### THE REQUEST:
Write the entries below out again exactly; any picture in them stays out.

### RECORDS PROVIDED:
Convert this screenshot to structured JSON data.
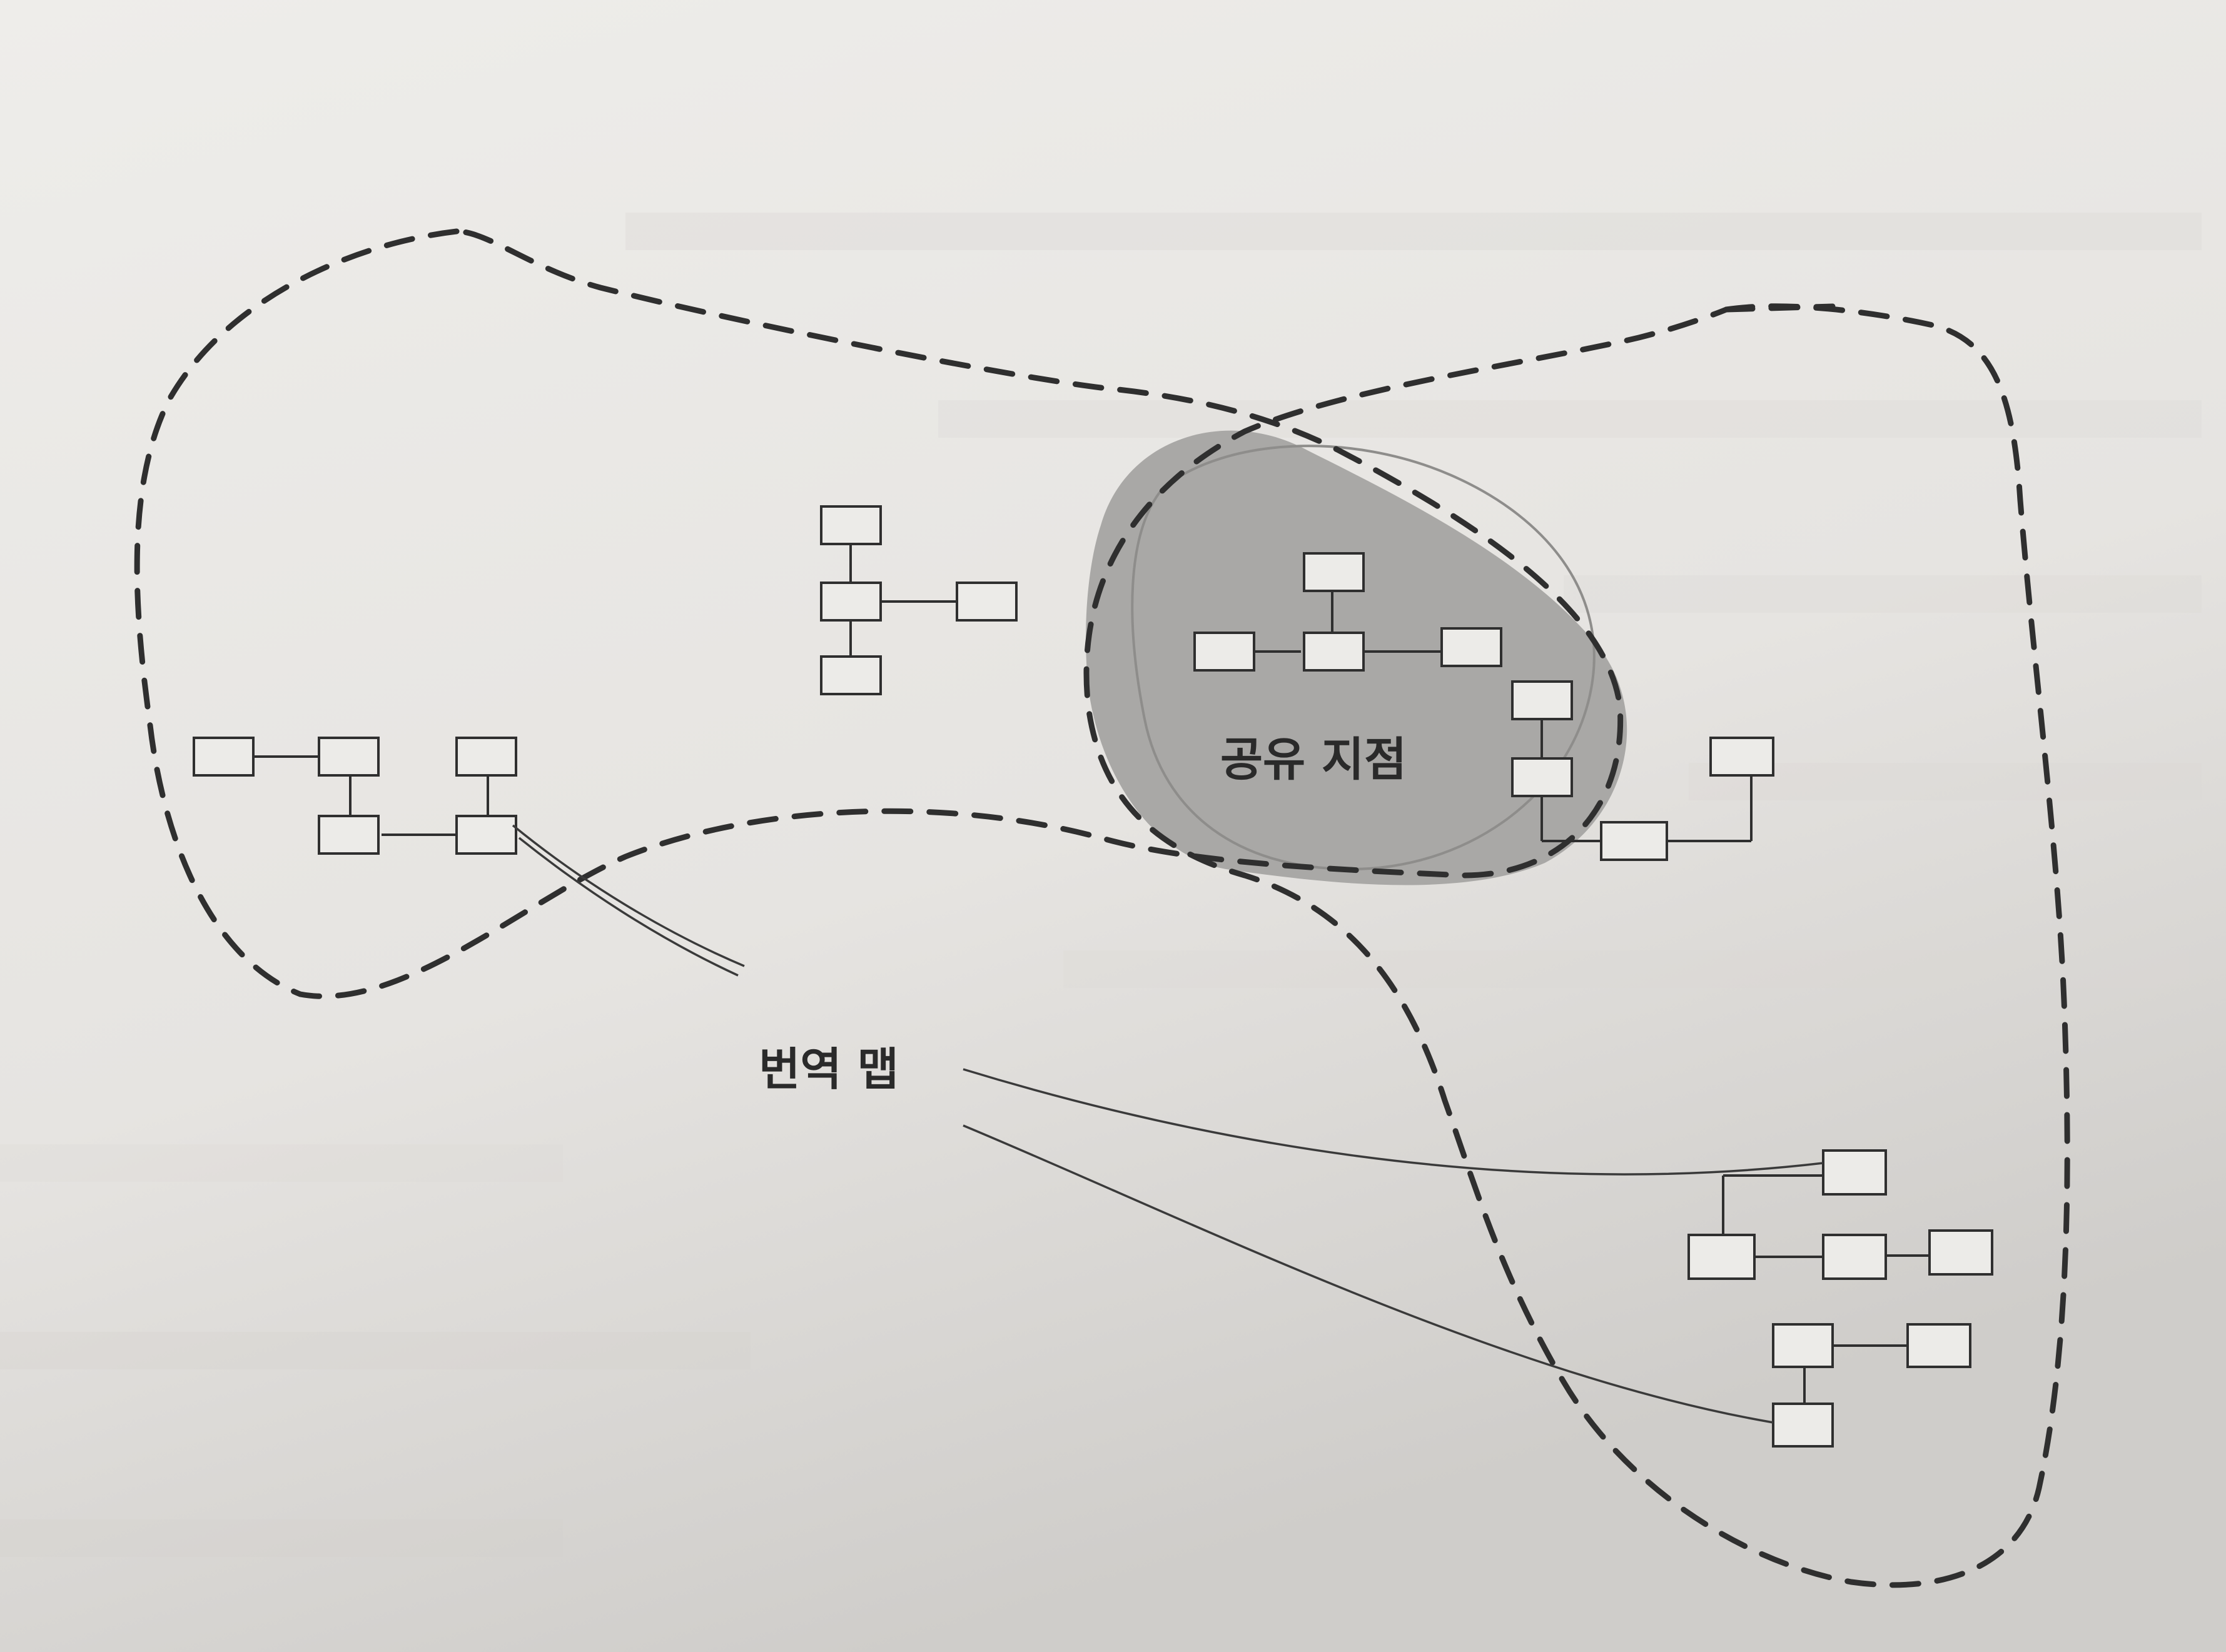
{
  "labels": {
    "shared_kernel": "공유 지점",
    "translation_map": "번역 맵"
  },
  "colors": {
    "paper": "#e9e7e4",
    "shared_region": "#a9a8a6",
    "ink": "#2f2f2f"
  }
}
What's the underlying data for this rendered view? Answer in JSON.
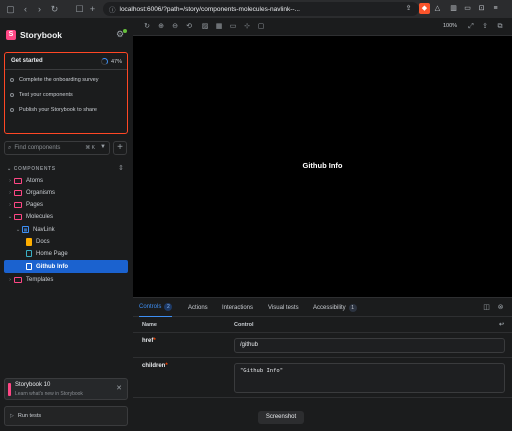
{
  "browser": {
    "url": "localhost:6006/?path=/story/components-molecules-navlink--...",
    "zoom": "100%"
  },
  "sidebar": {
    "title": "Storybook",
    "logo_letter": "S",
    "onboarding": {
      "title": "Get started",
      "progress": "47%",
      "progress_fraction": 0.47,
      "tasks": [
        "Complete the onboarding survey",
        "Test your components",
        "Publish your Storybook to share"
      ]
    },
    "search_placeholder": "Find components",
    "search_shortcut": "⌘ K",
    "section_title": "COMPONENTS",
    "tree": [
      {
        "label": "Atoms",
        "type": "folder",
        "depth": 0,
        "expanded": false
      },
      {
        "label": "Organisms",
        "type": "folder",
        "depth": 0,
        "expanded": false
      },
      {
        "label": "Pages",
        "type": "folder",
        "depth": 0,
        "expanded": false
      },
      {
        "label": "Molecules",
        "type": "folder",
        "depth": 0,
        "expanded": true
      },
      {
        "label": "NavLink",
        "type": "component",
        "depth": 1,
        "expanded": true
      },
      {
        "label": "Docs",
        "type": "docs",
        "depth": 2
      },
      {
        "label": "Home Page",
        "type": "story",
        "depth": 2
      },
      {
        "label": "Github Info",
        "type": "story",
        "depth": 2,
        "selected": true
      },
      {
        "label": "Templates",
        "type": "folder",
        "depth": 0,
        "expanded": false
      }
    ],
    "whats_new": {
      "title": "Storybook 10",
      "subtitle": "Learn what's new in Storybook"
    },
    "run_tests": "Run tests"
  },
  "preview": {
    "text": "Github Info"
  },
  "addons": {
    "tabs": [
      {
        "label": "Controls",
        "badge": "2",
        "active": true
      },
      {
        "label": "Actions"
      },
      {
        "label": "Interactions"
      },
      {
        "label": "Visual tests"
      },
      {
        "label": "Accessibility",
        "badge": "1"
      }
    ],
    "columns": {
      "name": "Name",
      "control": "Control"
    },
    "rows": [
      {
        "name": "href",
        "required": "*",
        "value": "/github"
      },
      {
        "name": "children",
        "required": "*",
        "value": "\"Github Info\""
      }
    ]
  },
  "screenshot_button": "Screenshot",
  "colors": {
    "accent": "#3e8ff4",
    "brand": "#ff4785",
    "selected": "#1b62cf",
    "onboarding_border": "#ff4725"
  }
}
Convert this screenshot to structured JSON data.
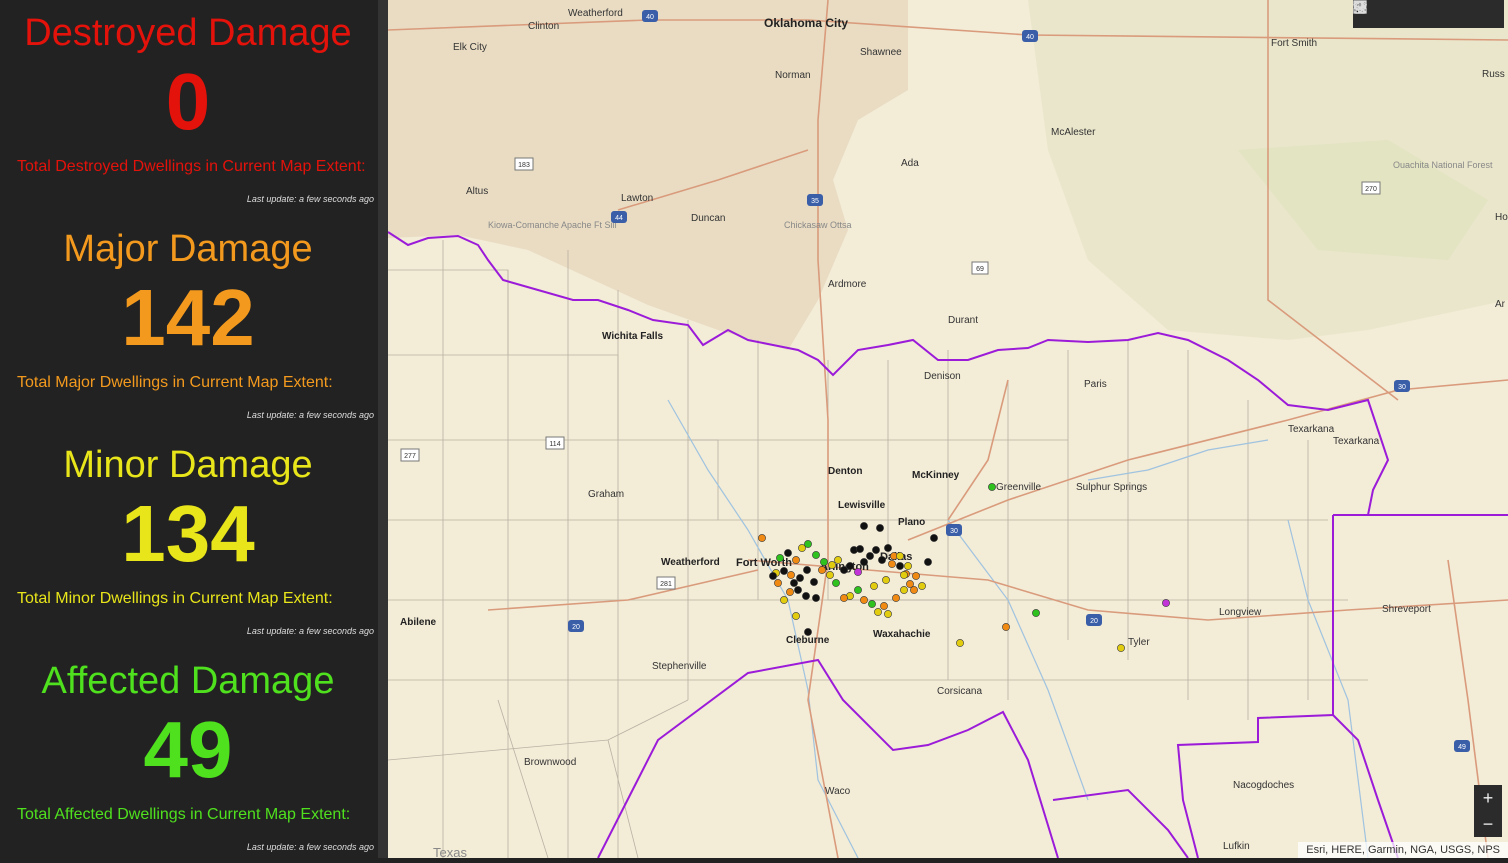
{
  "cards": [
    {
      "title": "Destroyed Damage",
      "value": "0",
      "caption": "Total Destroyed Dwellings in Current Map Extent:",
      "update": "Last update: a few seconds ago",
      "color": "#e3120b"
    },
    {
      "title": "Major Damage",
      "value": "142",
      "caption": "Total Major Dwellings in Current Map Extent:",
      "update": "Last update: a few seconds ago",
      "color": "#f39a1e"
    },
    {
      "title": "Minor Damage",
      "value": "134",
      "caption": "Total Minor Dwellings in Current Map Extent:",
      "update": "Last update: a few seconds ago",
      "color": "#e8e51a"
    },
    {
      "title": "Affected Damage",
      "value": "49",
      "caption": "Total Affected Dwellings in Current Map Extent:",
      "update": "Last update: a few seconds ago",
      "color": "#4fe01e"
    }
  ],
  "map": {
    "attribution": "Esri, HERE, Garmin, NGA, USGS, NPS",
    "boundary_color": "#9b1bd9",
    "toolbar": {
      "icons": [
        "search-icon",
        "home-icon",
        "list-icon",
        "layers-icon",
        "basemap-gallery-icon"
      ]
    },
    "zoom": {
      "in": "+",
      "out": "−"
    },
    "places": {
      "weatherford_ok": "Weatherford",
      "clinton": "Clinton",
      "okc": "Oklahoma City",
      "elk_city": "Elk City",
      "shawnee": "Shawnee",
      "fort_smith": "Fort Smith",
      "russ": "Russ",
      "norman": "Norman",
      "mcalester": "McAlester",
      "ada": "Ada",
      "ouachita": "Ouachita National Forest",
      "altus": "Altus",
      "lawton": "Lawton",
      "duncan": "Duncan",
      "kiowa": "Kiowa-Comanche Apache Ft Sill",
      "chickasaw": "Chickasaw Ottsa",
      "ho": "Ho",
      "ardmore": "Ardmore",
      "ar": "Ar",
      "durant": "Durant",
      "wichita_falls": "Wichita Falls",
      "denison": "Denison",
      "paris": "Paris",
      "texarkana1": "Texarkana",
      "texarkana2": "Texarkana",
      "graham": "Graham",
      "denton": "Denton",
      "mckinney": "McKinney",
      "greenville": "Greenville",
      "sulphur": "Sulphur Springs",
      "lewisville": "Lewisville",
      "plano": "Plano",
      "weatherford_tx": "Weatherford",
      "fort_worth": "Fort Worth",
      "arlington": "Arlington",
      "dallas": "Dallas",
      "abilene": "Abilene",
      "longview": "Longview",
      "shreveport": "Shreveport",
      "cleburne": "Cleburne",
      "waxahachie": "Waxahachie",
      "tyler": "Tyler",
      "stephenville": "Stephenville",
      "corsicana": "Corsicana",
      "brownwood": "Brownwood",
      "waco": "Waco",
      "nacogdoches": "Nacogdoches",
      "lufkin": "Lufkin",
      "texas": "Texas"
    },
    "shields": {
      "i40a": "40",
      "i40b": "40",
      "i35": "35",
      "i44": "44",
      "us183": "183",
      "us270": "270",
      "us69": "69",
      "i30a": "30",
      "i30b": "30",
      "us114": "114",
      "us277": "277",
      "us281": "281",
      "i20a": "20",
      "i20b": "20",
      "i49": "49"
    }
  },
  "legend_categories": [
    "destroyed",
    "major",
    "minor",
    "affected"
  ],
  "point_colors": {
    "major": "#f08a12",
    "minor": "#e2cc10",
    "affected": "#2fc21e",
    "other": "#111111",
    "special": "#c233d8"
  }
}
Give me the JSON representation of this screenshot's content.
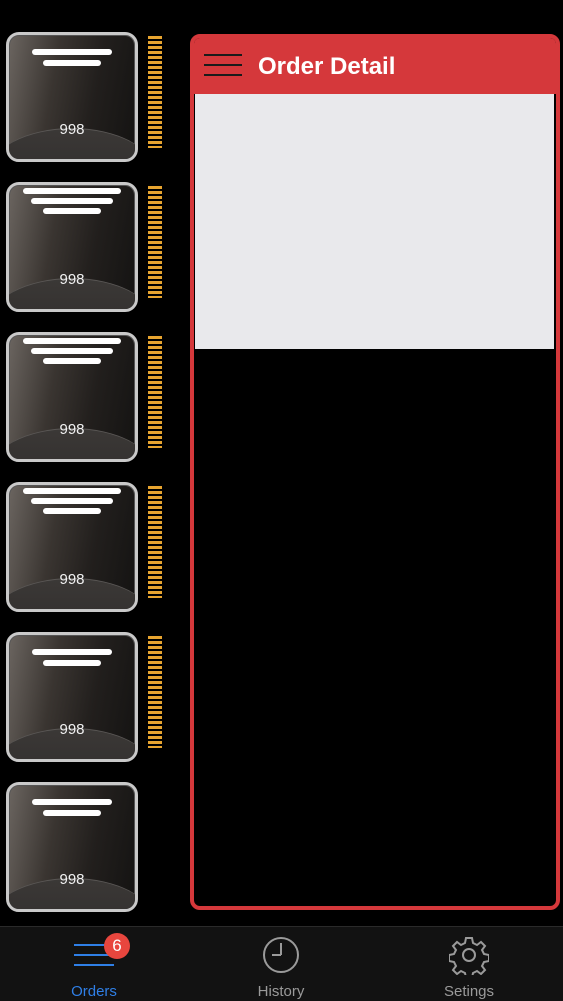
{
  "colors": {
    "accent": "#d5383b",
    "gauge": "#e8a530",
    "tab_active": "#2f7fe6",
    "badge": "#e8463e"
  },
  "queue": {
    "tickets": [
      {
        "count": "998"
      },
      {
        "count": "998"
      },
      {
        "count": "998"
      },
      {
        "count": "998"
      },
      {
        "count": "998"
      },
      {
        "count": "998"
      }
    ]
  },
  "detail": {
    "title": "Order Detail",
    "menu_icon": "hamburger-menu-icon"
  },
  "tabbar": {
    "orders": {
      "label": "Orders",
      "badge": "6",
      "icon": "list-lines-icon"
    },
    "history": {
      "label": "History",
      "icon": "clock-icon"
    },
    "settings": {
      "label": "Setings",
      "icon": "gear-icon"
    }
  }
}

### SOLUTION TO THIS TASK:
Convert this screenshot to structured JSON data.
{
  "labels": {
    "shared_kernel": "공유 지점",
    "translation_map": "번역 맵"
  },
  "colors": {
    "paper": "#e9e7e4",
    "shared_region": "#a9a8a6",
    "ink": "#2f2f2f"
  }
}
What's the underlying data for this rendered view? Answer in JSON.
{
  "browser": {
    "url": "localhost:6006/?path=/story/components-molecules-navlink--...",
    "zoom": "100%"
  },
  "sidebar": {
    "title": "Storybook",
    "logo_letter": "S",
    "onboarding": {
      "title": "Get started",
      "progress": "47%",
      "progress_fraction": 0.47,
      "tasks": [
        "Complete the onboarding survey",
        "Test your components",
        "Publish your Storybook to share"
      ]
    },
    "search_placeholder": "Find components",
    "search_shortcut": "⌘ K",
    "section_title": "COMPONENTS",
    "tree": [
      {
        "label": "Atoms",
        "type": "folder",
        "depth": 0,
        "expanded": false
      },
      {
        "label": "Organisms",
        "type": "folder",
        "depth": 0,
        "expanded": false
      },
      {
        "label": "Pages",
        "type": "folder",
        "depth": 0,
        "expanded": false
      },
      {
        "label": "Molecules",
        "type": "folder",
        "depth": 0,
        "expanded": true
      },
      {
        "label": "NavLink",
        "type": "component",
        "depth": 1,
        "expanded": true
      },
      {
        "label": "Docs",
        "type": "docs",
        "depth": 2
      },
      {
        "label": "Home Page",
        "type": "story",
        "depth": 2
      },
      {
        "label": "Github Info",
        "type": "story",
        "depth": 2,
        "selected": true
      },
      {
        "label": "Templates",
        "type": "folder",
        "depth": 0,
        "expanded": false
      }
    ],
    "whats_new": {
      "title": "Storybook 10",
      "subtitle": "Learn what's new in Storybook"
    },
    "run_tests": "Run tests"
  },
  "preview": {
    "text": "Github Info"
  },
  "addons": {
    "tabs": [
      {
        "label": "Controls",
        "badge": "2",
        "active": true
      },
      {
        "label": "Actions"
      },
      {
        "label": "Interactions"
      },
      {
        "label": "Visual tests"
      },
      {
        "label": "Accessibility",
        "badge": "1"
      }
    ],
    "columns": {
      "name": "Name",
      "control": "Control"
    },
    "rows": [
      {
        "name": "href",
        "required": "*",
        "value": "/github"
      },
      {
        "name": "children",
        "required": "*",
        "value": "\"Github Info\""
      }
    ]
  },
  "screenshot_button": "Screenshot",
  "colors": {
    "accent": "#3e8ff4",
    "brand": "#ff4785",
    "selected": "#1b62cf",
    "onboarding_border": "#ff4725"
  }
}
Convert this screenshot to structured JSON data.
{
  "cards": [
    {
      "title": "Destroyed Damage",
      "value": "0",
      "caption": "Total Destroyed Dwellings in Current Map Extent:",
      "update": "Last update: a few seconds ago",
      "color": "#e3120b"
    },
    {
      "title": "Major Damage",
      "value": "142",
      "caption": "Total Major Dwellings in Current Map Extent:",
      "update": "Last update: a few seconds ago",
      "color": "#f39a1e"
    },
    {
      "title": "Minor Damage",
      "value": "134",
      "caption": "Total Minor Dwellings in Current Map Extent:",
      "update": "Last update: a few seconds ago",
      "color": "#e8e51a"
    },
    {
      "title": "Affected Damage",
      "value": "49",
      "caption": "Total Affected Dwellings in Current Map Extent:",
      "update": "Last update: a few seconds ago",
      "color": "#4fe01e"
    }
  ],
  "map": {
    "attribution": "Esri, HERE, Garmin, NGA, USGS, NPS",
    "boundary_color": "#9b1bd9",
    "toolbar": {
      "icons": [
        "search-icon",
        "home-icon",
        "list-icon",
        "layers-icon",
        "basemap-gallery-icon"
      ]
    },
    "zoom": {
      "in": "+",
      "out": "−"
    },
    "places": {
      "weatherford_ok": "Weatherford",
      "clinton": "Clinton",
      "okc": "Oklahoma City",
      "elk_city": "Elk City",
      "shawnee": "Shawnee",
      "fort_smith": "Fort Smith",
      "russ": "Russ",
      "norman": "Norman",
      "mcalester": "McAlester",
      "ada": "Ada",
      "ouachita": "Ouachita National Forest",
      "altus": "Altus",
      "lawton": "Lawton",
      "duncan": "Duncan",
      "kiowa": "Kiowa-Comanche Apache Ft Sill",
      "chickasaw": "Chickasaw Ottsa",
      "ho": "Ho",
      "ardmore": "Ardmore",
      "ar": "Ar",
      "durant": "Durant",
      "wichita_falls": "Wichita Falls",
      "denison": "Denison",
      "paris": "Paris",
      "texarkana1": "Texarkana",
      "texarkana2": "Texarkana",
      "graham": "Graham",
      "denton": "Denton",
      "mckinney": "McKinney",
      "greenville": "Greenville",
      "sulphur": "Sulphur Springs",
      "lewisville": "Lewisville",
      "plano": "Plano",
      "weatherford_tx": "Weatherford",
      "fort_worth": "Fort Worth",
      "arlington": "Arlington",
      "dallas": "Dallas",
      "abilene": "Abilene",
      "longview": "Longview",
      "shreveport": "Shreveport",
      "cleburne": "Cleburne",
      "waxahachie": "Waxahachie",
      "tyler": "Tyler",
      "stephenville": "Stephenville",
      "corsicana": "Corsicana",
      "brownwood": "Brownwood",
      "waco": "Waco",
      "nacogdoches": "Nacogdoches",
      "lufkin": "Lufkin",
      "texas": "Texas"
    },
    "shields": {
      "i40a": "40",
      "i40b": "40",
      "i35": "35",
      "i44": "44",
      "us183": "183",
      "us270": "270",
      "us69": "69",
      "i30a": "30",
      "i30b": "30",
      "us114": "114",
      "us277": "277",
      "us281": "281",
      "i20a": "20",
      "i20b": "20",
      "i49": "49"
    }
  },
  "legend_categories": [
    "destroyed",
    "major",
    "minor",
    "affected"
  ],
  "point_colors": {
    "major": "#f08a12",
    "minor": "#e2cc10",
    "affected": "#2fc21e",
    "other": "#111111",
    "special": "#c233d8"
  }
}
Give me the JSON representation of this screenshot's content.
{
  "colors": {
    "accent": "#d5383b",
    "gauge": "#e8a530",
    "tab_active": "#2f7fe6",
    "badge": "#e8463e"
  },
  "queue": {
    "tickets": [
      {
        "count": "998"
      },
      {
        "count": "998"
      },
      {
        "count": "998"
      },
      {
        "count": "998"
      },
      {
        "count": "998"
      },
      {
        "count": "998"
      }
    ]
  },
  "detail": {
    "title": "Order Detail",
    "menu_icon": "hamburger-menu-icon"
  },
  "tabbar": {
    "orders": {
      "label": "Orders",
      "badge": "6",
      "icon": "list-lines-icon"
    },
    "history": {
      "label": "History",
      "icon": "clock-icon"
    },
    "settings": {
      "label": "Setings",
      "icon": "gear-icon"
    }
  }
}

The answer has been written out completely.